→ **Exercise details**
Produce an exact copy of all the data below, dropping every image.

→ **Supplied material**

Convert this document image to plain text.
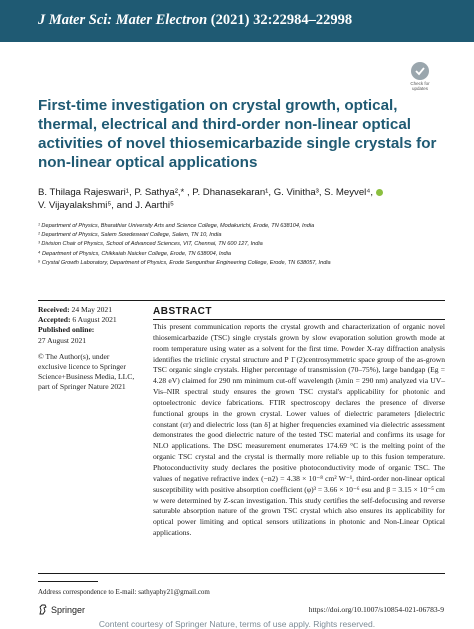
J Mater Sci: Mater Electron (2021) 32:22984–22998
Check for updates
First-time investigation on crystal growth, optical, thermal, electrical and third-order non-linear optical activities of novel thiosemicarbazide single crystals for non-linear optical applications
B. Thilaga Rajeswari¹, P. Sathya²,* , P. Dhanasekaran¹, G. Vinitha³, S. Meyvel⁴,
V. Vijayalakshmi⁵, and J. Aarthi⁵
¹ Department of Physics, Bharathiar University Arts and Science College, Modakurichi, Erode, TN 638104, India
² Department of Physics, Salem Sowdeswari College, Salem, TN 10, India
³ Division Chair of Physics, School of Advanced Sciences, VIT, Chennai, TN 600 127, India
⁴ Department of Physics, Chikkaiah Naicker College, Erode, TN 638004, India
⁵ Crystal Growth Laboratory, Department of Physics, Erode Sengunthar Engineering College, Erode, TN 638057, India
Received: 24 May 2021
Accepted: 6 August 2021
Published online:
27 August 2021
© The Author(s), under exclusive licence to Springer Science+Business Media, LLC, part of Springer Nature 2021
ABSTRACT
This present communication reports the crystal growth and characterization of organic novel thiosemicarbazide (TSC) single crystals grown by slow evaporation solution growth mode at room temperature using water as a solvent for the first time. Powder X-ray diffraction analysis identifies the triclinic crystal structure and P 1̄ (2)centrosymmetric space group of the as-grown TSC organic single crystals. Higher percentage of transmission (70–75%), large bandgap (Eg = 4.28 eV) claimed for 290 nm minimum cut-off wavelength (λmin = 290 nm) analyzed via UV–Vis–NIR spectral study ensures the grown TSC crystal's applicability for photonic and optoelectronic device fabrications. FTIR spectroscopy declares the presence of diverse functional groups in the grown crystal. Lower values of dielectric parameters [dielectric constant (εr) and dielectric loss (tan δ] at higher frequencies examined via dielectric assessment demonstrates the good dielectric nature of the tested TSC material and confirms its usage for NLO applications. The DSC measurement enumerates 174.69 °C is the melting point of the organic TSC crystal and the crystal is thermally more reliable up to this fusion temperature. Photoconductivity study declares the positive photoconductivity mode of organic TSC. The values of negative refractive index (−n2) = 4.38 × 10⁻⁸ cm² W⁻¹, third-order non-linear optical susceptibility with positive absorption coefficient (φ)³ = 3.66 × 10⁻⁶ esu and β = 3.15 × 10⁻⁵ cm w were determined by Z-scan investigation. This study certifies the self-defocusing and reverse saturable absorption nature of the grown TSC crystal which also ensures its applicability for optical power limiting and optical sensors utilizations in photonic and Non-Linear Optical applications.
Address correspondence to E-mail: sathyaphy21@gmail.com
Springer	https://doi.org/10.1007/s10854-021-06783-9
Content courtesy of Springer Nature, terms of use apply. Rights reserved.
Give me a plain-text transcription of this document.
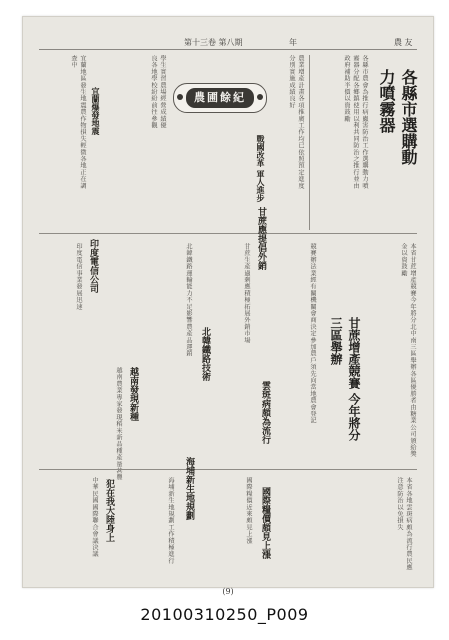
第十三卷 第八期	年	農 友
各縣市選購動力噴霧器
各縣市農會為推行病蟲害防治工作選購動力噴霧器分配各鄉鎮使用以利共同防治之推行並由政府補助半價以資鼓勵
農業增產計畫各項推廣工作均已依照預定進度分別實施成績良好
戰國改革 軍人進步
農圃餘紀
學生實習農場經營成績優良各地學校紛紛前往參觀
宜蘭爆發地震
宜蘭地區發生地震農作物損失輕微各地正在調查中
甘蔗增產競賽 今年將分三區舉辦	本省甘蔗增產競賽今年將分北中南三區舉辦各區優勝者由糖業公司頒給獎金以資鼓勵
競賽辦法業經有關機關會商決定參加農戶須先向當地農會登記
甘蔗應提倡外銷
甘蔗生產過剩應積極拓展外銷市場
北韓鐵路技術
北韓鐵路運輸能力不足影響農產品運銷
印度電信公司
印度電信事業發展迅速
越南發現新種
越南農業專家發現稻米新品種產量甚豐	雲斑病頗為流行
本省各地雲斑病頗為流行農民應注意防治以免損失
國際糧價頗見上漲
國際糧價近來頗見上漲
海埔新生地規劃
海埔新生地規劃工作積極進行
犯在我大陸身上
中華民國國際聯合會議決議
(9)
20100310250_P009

→ **Reply**
Convert this document image to plain text.
J Mater Sci: Mater Electron (2021) 32:22984–22998
Check for updates
First-time investigation on crystal growth, optical, thermal, electrical and third-order non-linear optical activities of novel thiosemicarbazide single crystals for non-linear optical applications
B. Thilaga Rajeswari¹, P. Sathya²,* , P. Dhanasekaran¹, G. Vinitha³, S. Meyvel⁴,
V. Vijayalakshmi⁵, and J. Aarthi⁵
¹ Department of Physics, Bharathiar University Arts and Science College, Modakurichi, Erode, TN 638104, India
² Department of Physics, Salem Sowdeswari College, Salem, TN 10, India
³ Division Chair of Physics, School of Advanced Sciences, VIT, Chennai, TN 600 127, India
⁴ Department of Physics, Chikkaiah Naicker College, Erode, TN 638004, India
⁵ Crystal Growth Laboratory, Department of Physics, Erode Sengunthar Engineering College, Erode, TN 638057, India
Received: 24 May 2021
Accepted: 6 August 2021
Published online:
27 August 2021
© The Author(s), under exclusive licence to Springer Science+Business Media, LLC, part of Springer Nature 2021
ABSTRACT
This present communication reports the crystal growth and characterization of organic novel thiosemicarbazide (TSC) single crystals grown by slow evaporation solution growth mode at room temperature using water as a solvent for the first time. Powder X-ray diffraction analysis identifies the triclinic crystal structure and P 1̄ (2)centrosymmetric space group of the as-grown TSC organic single crystals. Higher percentage of transmission (70–75%), large bandgap (Eg = 4.28 eV) claimed for 290 nm minimum cut-off wavelength (λmin = 290 nm) analyzed via UV–Vis–NIR spectral study ensures the grown TSC crystal's applicability for photonic and optoelectronic device fabrications. FTIR spectroscopy declares the presence of diverse functional groups in the grown crystal. Lower values of dielectric parameters [dielectric constant (εr) and dielectric loss (tan δ] at higher frequencies examined via dielectric assessment demonstrates the good dielectric nature of the tested TSC material and confirms its usage for NLO applications. The DSC measurement enumerates 174.69 °C is the melting point of the organic TSC crystal and the crystal is thermally more reliable up to this fusion temperature. Photoconductivity study declares the positive photoconductivity mode of organic TSC. The values of negative refractive index (−n2) = 4.38 × 10⁻⁸ cm² W⁻¹, third-order non-linear optical susceptibility with positive absorption coefficient (φ)³ = 3.66 × 10⁻⁶ esu and β = 3.15 × 10⁻⁵ cm w were determined by Z-scan investigation. This study certifies the self-defocusing and reverse saturable absorption nature of the grown TSC crystal which also ensures its applicability for optical power limiting and optical sensors utilizations in photonic and Non-Linear Optical applications.
Address correspondence to E-mail: sathyaphy21@gmail.com
Springer	https://doi.org/10.1007/s10854-021-06783-9
Content courtesy of Springer Nature, terms of use apply. Rights reserved.
Give me a plain-text transcription of this document.
第十三卷 第八期	年	農 友
各縣市選購動力噴霧器
各縣市農會為推行病蟲害防治工作選購動力噴霧器分配各鄉鎮使用以利共同防治之推行並由政府補助半價以資鼓勵
農業增產計畫各項推廣工作均已依照預定進度分別實施成績良好
戰國改革 軍人進步
農圃餘紀
學生實習農場經營成績優良各地學校紛紛前往參觀
宜蘭爆發地震
宜蘭地區發生地震農作物損失輕微各地正在調查中
甘蔗增產競賽 今年將分三區舉辦	本省甘蔗增產競賽今年將分北中南三區舉辦各區優勝者由糖業公司頒給獎金以資鼓勵
競賽辦法業經有關機關會商決定參加農戶須先向當地農會登記
甘蔗應提倡外銷
甘蔗生產過剩應積極拓展外銷市場
北韓鐵路技術
北韓鐵路運輸能力不足影響農產品運銷
印度電信公司
印度電信事業發展迅速
越南發現新種
越南農業專家發現稻米新品種產量甚豐	雲斑病頗為流行
本省各地雲斑病頗為流行農民應注意防治以免損失
國際糧價頗見上漲
國際糧價近來頗見上漲
海埔新生地規劃
海埔新生地規劃工作積極進行
犯在我大陸身上
中華民國國際聯合會議決議
(9)
20100310250_P009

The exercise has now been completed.